--- RAW DATA ---
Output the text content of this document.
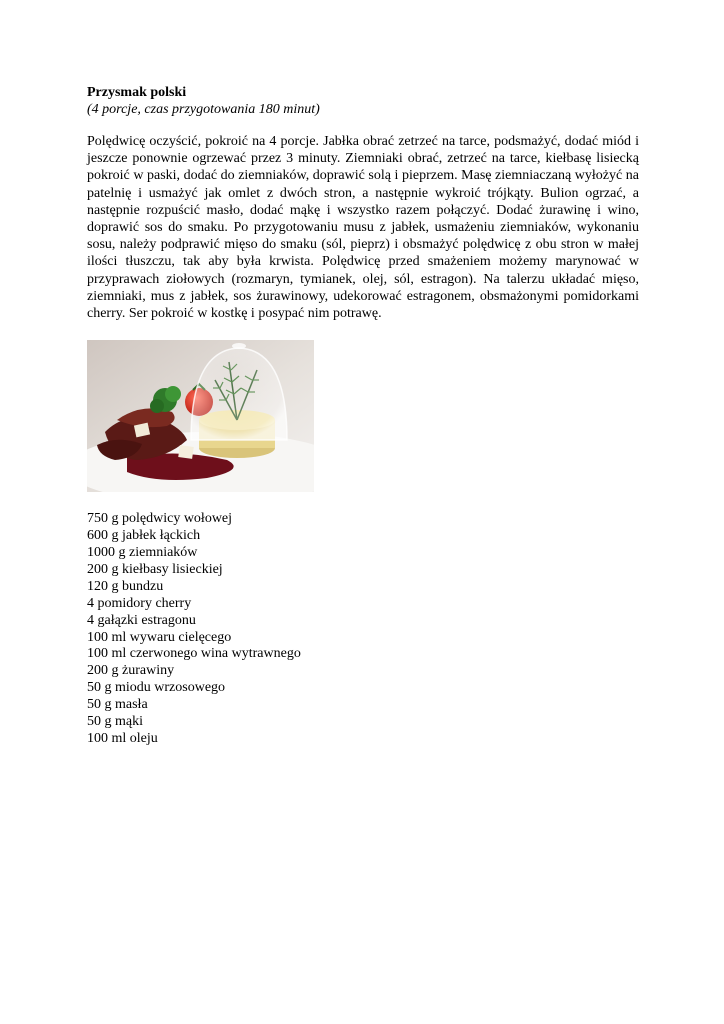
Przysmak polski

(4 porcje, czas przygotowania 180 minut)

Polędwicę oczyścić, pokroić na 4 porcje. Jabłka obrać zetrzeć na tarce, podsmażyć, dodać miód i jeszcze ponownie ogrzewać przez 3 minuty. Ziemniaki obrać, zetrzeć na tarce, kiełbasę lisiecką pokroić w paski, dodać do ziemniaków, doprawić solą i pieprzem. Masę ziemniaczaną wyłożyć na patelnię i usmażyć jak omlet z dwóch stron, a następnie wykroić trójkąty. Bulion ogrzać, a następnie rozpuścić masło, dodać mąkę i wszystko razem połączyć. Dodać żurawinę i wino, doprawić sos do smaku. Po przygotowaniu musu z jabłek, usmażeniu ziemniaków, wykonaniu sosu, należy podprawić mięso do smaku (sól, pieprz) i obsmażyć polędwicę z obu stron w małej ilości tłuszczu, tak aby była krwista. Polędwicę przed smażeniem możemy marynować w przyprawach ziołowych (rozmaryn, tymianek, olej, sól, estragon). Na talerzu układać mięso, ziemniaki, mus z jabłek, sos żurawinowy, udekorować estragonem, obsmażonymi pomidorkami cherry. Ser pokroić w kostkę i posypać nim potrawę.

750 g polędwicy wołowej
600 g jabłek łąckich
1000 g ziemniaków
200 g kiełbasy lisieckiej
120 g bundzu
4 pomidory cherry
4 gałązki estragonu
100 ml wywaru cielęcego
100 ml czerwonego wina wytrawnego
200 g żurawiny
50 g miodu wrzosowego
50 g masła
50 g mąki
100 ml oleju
---
--- RAW DATA ---
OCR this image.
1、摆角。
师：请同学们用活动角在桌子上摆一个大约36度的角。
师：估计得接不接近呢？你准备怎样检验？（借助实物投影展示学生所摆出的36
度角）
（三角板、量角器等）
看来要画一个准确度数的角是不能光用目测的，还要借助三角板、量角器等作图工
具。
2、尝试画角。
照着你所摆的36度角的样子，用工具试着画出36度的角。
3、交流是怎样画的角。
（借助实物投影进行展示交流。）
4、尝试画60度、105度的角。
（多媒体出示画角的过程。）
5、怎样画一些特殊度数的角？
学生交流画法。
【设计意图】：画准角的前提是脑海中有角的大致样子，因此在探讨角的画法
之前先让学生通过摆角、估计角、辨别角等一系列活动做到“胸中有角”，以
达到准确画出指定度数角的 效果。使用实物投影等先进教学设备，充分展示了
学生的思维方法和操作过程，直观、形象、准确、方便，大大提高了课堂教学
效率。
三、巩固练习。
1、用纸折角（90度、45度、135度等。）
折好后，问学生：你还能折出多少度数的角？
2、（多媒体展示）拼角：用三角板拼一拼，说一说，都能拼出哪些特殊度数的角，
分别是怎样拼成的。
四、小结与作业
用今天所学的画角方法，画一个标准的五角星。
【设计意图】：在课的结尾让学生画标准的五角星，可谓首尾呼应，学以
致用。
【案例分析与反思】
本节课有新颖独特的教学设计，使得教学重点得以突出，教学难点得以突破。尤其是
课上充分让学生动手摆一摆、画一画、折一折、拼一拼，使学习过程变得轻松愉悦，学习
---
#### SET TASK
From the data above, show each line that contains "this".

#### REPLY TO THE TASK
Output the text content of this document.
OCR this image.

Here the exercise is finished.